_AIM OF THE EXERCISE_
Render the material again word for word, skipping the pictures in it.

──────

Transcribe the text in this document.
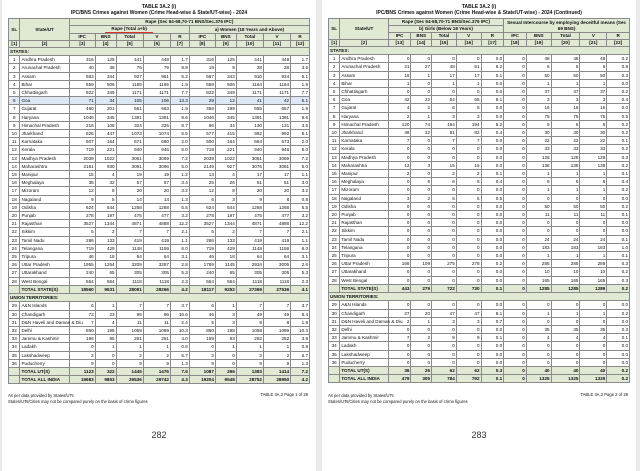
TABLE 3A.2 (i)
IPC/BNS Crimes against Women (Crime Head-wise & State/UT-wise) - 2024
SL	State/UT	Rape (Sec 64-68,70-71 BNS/Sec.376 IPC)									
		Rape (Total a+b)					a) Women (18 Years and Above)				
		IPC	BNS	Total	V	R	IPC	BNS	Total	V	R
[1]	[2]	[3]	[4]	[5]	[6]	[7]	[8]	[9]	[10]	[11]	[12]
STATES:											
1	Andhra Pradesh	316	125	441	448	1.7	316	125	441	448	1.7
2	Arunachal Pradesh	40	36	76	79	9.9	19	9	28	28	3.6
3	Assam	583	344	927	951	5.2	567	343	910	934	5.1
4	Bihar	659	506	1165	1165	1.9	658	506	1164	1164	1.9
5	Chhattisgarh	822	349	1171	1171	7.7	822	349	1171	1171	7.7
6	Goa	71	34	105	106	13.3	29	12	41	42	5.1
7	Gujarat	460	201	661	663	1.9	456	199	655	657	1.9
8	Haryana	1046	345	1391	1391	9.6	1046	345	1391	1391	9.6
9	Himachal Pradesh	216	108	324	325	8.7	96	34	130	131	3.5
10	Jharkhand	626	447	1073	1074	5.5	577	415	992	992	5.1
11	Karnataka	507	164	671	680	2.0	500	164	664	673	2.0
12	Kerala	719	221	940	946	5.0	719	221	940	946	5.0
13	Madhya Pradesh	2039	1022	3061	3069	7.2	2039	1022	3061	3069	7.2
14	Maharashtra	2161	930	3091	3096	5.0	2149	927	3076	3081	5.0
15	Manipur	15	4	19	19	1.2	13	4	17	17	1.1
16	Meghalaya	35	32	57	57	3.4	25	26	51	51	3.0
17	Mizoram	12	8	20	20	3.2	12	8	20	20	3.2
18	Nagaland	9	5	14	14	1.3	6	3	9	8	0.8
19	Odisha	624	644	1268	1268	5.5	624	644	1268	1268	5.5
20	Punjab	278	197	475	477	3.2	278	197	475	477	3.2
21	Rajasthan	3527	1344	4871	4888	12.2	3527	1344	4871	4888	12.2
22	Sikkim	5	2	7	7	2.1	5	2	7	7	2.1
23	Tamil Nadu	286	133	419	419	1.1	286	133	419	419	1.1
24	Telangana	719	429	1148	1159	6.0	719	429	1148	1159	6.0
25	Tripura	46	18	64	64	3.1	46	18	64	64	3.1
26	Uttar Pradesh	1955	1254	3209	3287	2.8	1789	1145	2934	3005	2.6
27	Uttarakhand	240	65	305	305	5.3	240	65	305	305	5.3
28	West Bengal	554	564	1118	1118	2.3	554	564	1118	1118	2.3
	TOTAL STATE(S)	18560	9531	28091	28266	4.2	18117	9252	27369	27536	4.1
UNION TERRITORIES:											
29	A&N Islands	6	1	7	7	3.7	6	1	7	7	3.7
30	Chandigarh	73	23	96	96	16.6	46	3	49	49	8.4
31	D&N Haveli and Daman & Diu	7	4	11	11	2.4	5	3	8	8	1.8
32	Delhi	860	198	1058	1089	10.3	860	198	1058	1089	10.3
33	Jammu & Kashmir	166	95	261	261	4.0	159	93	252	252	3.8
34	Ladakh	0	1	1	1	0.8	0	1	1	1	0.8
35	Lakshadweep	2	0	2	2	6.7	2	0	2	2	6.7
36	Puducherry	9	0	9	9	1.3	9	0	9	9	1.3
	TOTAL UT(S)	1123	322	1445	1476	7.6	1087	296	1383	1414	7.2
	TOTAL ALL INDIA	19683	9853	29536	29742	4.3	19204	9548	28752	28950	4.2
As per data provided by States/UTs
States/UTs/Cities may not be compared purely on the basis of crime figures
TABLE 3A.2 Page 1 of 28
282
TABLE 3A.2 (i)
IPC/BNS Crimes against Women (Crime Head-wise & State/UT-wise) - 2024 (Continued)
SL	State/UT	Rape (Sec 64-68,70-71 BNS/Sec.376 IPC)					Sexual Intercourse by employing deceitful means (Sec 69 BNS)				
		b) Girls (Below 18 Years)									
		IPC	BNS	Total	V	R	IPC	BNS	Total	V	R
[1]	[2]	[13]	[14]	[15]	[16]	[17]	[18]	[19]	[20]	[21]	[22]
STATES:											
1	Andhra Pradesh	0	0	0	0	0.0	0	48	48	48	0.2
2	Arunachal Pradesh	21	27	48	51	6.2	0	6	6	6	0.8
3	Assam	16	1	17	17	0.1	0	50	50	50	0.3
4	Bihar	1	0	1	1	0.0	0	1	1	1	0.0
5	Chhattisgarh	0	0	0	0	0.0	0	37	37	37	0.2
6	Goa	42	22	64	65	8.1	0	3	3	3	0.4
7	Gujarat	4	2	6	6	0.0	0	16	16	16	0.0
8	Haryana	2	1	3	3	0.0	0	75	75	75	0.5
9	Himachal Pradesh	120	74	194	194	5.2	0	6	6	6	0.2
10	Jharkhand	49	32	81	82	0.4	0	30	30	30	0.2
11	Karnataka	7	0	7	7	0.0	0	22	22	22	0.1
12	Kerala	0	0	0	0	0.0	0	33	33	33	0.2
13	Madhya Pradesh	0	0	0	0	0.0	0	128	128	128	0.3
14	Maharashtra	12	3	15	15	0.0	0	138	138	138	0.2
15	Manipur	2	0	2	2	0.1	0	1	1	1	0.1
16	Meghalaya	0	6	6	6	0.4	0	6	6	6	0.4
17	Mizoram	0	0	0	0	0.0	0	1	1	1	0.2
18	Nagaland	3	2	5	5	0.5	0	0	0	0	0.0
19	Odisha	0	0	0	0	0.0	0	50	50	50	0.2
20	Punjab	0	0	0	0	0.0	0	11	11	11	0.1
21	Rajasthan	0	0	0	0	0.0	0	0	0	0	0.0
22	Sikkim	0	0	0	0	0.0	0	0	0	0	0.0
23	Tamil Nadu	0	0	0	0	0.0	0	24	24	24	0.1
24	Telangana	0	0	0	0	0.0	0	183	183	183	1.0
25	Tripura	0	0	0	0	0.0	0	1	1	1	0.1
26	Uttar Pradesh	166	109	275	278	0.2	0	285	285	289	0.3
27	Uttarakhand	0	0	0	0	0.0	0	10	10	10	0.2
28	West Bengal	0	0	0	0	0.0	0	165	165	165	0.3
	TOTAL STATE(S)	443	279	722	730	0.1	0	1285	1285	1289	0.2
UNION TERRITORIES:											
29	A&N Islands	0	0	0	0	0.0	0	0	0	0	0.0
30	Chandigarh	27	20	47	47	8.1	0	1	1	1	0.2
31	D&N Haveli and Daman & Diu	2	1	3	3	0.7	0	0	0	0	0.0
32	Delhi	0	0	0	0	0.0	0	35	35	35	0.3
33	Jammu & Kashmir	7	2	9	9	0.1	0	4	4	4	0.1
34	Ladakh	0	0	0	0	0.0	0	0	0	0	0.0
35	Lakshadweep	0	0	0	0	0.0	0	0	0	0	0.0
36	Puducherry	0	0	0	0	0.0	0	0	0	0	0.0
	TOTAL UT(S)	36	26	62	62	0.3	0	40	40	40	0.2
	TOTAL ALL INDIA	479	305	784	792	0.1	0	1325	1325	1329	0.2
As per data provided by States/UTs
States/UTs/Cities may not be compared purely on the basis of crime figures
TABLE 3A.2 Page 2 of 28
283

──────

_OUTPUT BELOW_
Transcribe the text in this document.
TABLE 3A.2 (i)
IPC/BNS Crimes against Women (Crime Head-wise & State/UT-wise) - 2024
SL	State/UT	Rape (Sec 64-68,70-71 BNS/Sec.376 IPC)									
		Rape (Total a+b)					a) Women (18 Years and Above)				
		IPC	BNS	Total	V	R	IPC	BNS	Total	V	R
[1]	[2]	[3]	[4]	[5]	[6]	[7]	[8]	[9]	[10]	[11]	[12]
STATES:											
1	Andhra Pradesh	316	125	441	448	1.7	316	125	441	448	1.7
2	Arunachal Pradesh	40	36	76	79	9.9	19	9	28	28	3.6
3	Assam	583	344	927	951	5.2	567	343	910	934	5.1
4	Bihar	659	506	1165	1165	1.9	658	506	1164	1164	1.9
5	Chhattisgarh	822	349	1171	1171	7.7	822	349	1171	1171	7.7
6	Goa	71	34	105	106	13.3	29	12	41	42	5.1
7	Gujarat	460	201	661	663	1.9	456	199	655	657	1.9
8	Haryana	1046	345	1391	1391	9.6	1046	345	1391	1391	9.6
9	Himachal Pradesh	216	108	324	325	8.7	96	34	130	131	3.5
10	Jharkhand	626	447	1073	1074	5.5	577	415	992	992	5.1
11	Karnataka	507	164	671	680	2.0	500	164	664	673	2.0
12	Kerala	719	221	940	946	5.0	719	221	940	946	5.0
13	Madhya Pradesh	2039	1022	3061	3069	7.2	2039	1022	3061	3069	7.2
14	Maharashtra	2161	930	3091	3096	5.0	2149	927	3076	3081	5.0
15	Manipur	15	4	19	19	1.2	13	4	17	17	1.1
16	Meghalaya	35	32	57	57	3.4	25	26	51	51	3.0
17	Mizoram	12	8	20	20	3.2	12	8	20	20	3.2
18	Nagaland	9	5	14	14	1.3	6	3	9	8	0.8
19	Odisha	624	644	1268	1268	5.5	624	644	1268	1268	5.5
20	Punjab	278	197	475	477	3.2	278	197	475	477	3.2
21	Rajasthan	3527	1344	4871	4888	12.2	3527	1344	4871	4888	12.2
22	Sikkim	5	2	7	7	2.1	5	2	7	7	2.1
23	Tamil Nadu	286	133	419	419	1.1	286	133	419	419	1.1
24	Telangana	719	429	1148	1159	6.0	719	429	1148	1159	6.0
25	Tripura	46	18	64	64	3.1	46	18	64	64	3.1
26	Uttar Pradesh	1955	1254	3209	3287	2.8	1789	1145	2934	3005	2.6
27	Uttarakhand	240	65	305	305	5.3	240	65	305	305	5.3
28	West Bengal	554	564	1118	1118	2.3	554	564	1118	1118	2.3
	TOTAL STATE(S)	18560	9531	28091	28266	4.2	18117	9252	27369	27536	4.1
UNION TERRITORIES:											
29	A&N Islands	6	1	7	7	3.7	6	1	7	7	3.7
30	Chandigarh	73	23	96	96	16.6	46	3	49	49	8.4
31	D&N Haveli and Daman & Diu	7	4	11	11	2.4	5	3	8	8	1.8
32	Delhi	860	198	1058	1089	10.3	860	198	1058	1089	10.3
33	Jammu & Kashmir	166	95	261	261	4.0	159	93	252	252	3.8
34	Ladakh	0	1	1	1	0.8	0	1	1	1	0.8
35	Lakshadweep	2	0	2	2	6.7	2	0	2	2	6.7
36	Puducherry	9	0	9	9	1.3	9	0	9	9	1.3
	TOTAL UT(S)	1123	322	1445	1476	7.6	1087	296	1383	1414	7.2
	TOTAL ALL INDIA	19683	9853	29536	29742	4.3	19204	9548	28752	28950	4.2
As per data provided by States/UTs
States/UTs/Cities may not be compared purely on the basis of crime figures
TABLE 3A.2 Page 1 of 28
282
TABLE 3A.2 (i)
IPC/BNS Crimes against Women (Crime Head-wise & State/UT-wise) - 2024 (Continued)
SL	State/UT	Rape (Sec 64-68,70-71 BNS/Sec.376 IPC)					Sexual Intercourse by employing deceitful means (Sec 69 BNS)				
		b) Girls (Below 18 Years)									
		IPC	BNS	Total	V	R	IPC	BNS	Total	V	R
[1]	[2]	[13]	[14]	[15]	[16]	[17]	[18]	[19]	[20]	[21]	[22]
STATES:											
1	Andhra Pradesh	0	0	0	0	0.0	0	48	48	48	0.2
2	Arunachal Pradesh	21	27	48	51	6.2	0	6	6	6	0.8
3	Assam	16	1	17	17	0.1	0	50	50	50	0.3
4	Bihar	1	0	1	1	0.0	0	1	1	1	0.0
5	Chhattisgarh	0	0	0	0	0.0	0	37	37	37	0.2
6	Goa	42	22	64	65	8.1	0	3	3	3	0.4
7	Gujarat	4	2	6	6	0.0	0	16	16	16	0.0
8	Haryana	2	1	3	3	0.0	0	75	75	75	0.5
9	Himachal Pradesh	120	74	194	194	5.2	0	6	6	6	0.2
10	Jharkhand	49	32	81	82	0.4	0	30	30	30	0.2
11	Karnataka	7	0	7	7	0.0	0	22	22	22	0.1
12	Kerala	0	0	0	0	0.0	0	33	33	33	0.2
13	Madhya Pradesh	0	0	0	0	0.0	0	128	128	128	0.3
14	Maharashtra	12	3	15	15	0.0	0	138	138	138	0.2
15	Manipur	2	0	2	2	0.1	0	1	1	1	0.1
16	Meghalaya	0	6	6	6	0.4	0	6	6	6	0.4
17	Mizoram	0	0	0	0	0.0	0	1	1	1	0.2
18	Nagaland	3	2	5	5	0.5	0	0	0	0	0.0
19	Odisha	0	0	0	0	0.0	0	50	50	50	0.2
20	Punjab	0	0	0	0	0.0	0	11	11	11	0.1
21	Rajasthan	0	0	0	0	0.0	0	0	0	0	0.0
22	Sikkim	0	0	0	0	0.0	0	0	0	0	0.0
23	Tamil Nadu	0	0	0	0	0.0	0	24	24	24	0.1
24	Telangana	0	0	0	0	0.0	0	183	183	183	1.0
25	Tripura	0	0	0	0	0.0	0	1	1	1	0.1
26	Uttar Pradesh	166	109	275	278	0.2	0	285	285	289	0.3
27	Uttarakhand	0	0	0	0	0.0	0	10	10	10	0.2
28	West Bengal	0	0	0	0	0.0	0	165	165	165	0.3
	TOTAL STATE(S)	443	279	722	730	0.1	0	1285	1285	1289	0.2
UNION TERRITORIES:											
29	A&N Islands	0	0	0	0	0.0	0	0	0	0	0.0
30	Chandigarh	27	20	47	47	8.1	0	1	1	1	0.2
31	D&N Haveli and Daman & Diu	2	1	3	3	0.7	0	0	0	0	0.0
32	Delhi	0	0	0	0	0.0	0	35	35	35	0.3
33	Jammu & Kashmir	7	2	9	9	0.1	0	4	4	4	0.1
34	Ladakh	0	0	0	0	0.0	0	0	0	0	0.0
35	Lakshadweep	0	0	0	0	0.0	0	0	0	0	0.0
36	Puducherry	0	0	0	0	0.0	0	0	0	0	0.0
	TOTAL UT(S)	36	26	62	62	0.3	0	40	40	40	0.2
	TOTAL ALL INDIA	479	305	784	792	0.1	0	1325	1325	1329	0.2
As per data provided by States/UTs
States/UTs/Cities may not be compared purely on the basis of crime figures
TABLE 3A.2 Page 2 of 28
283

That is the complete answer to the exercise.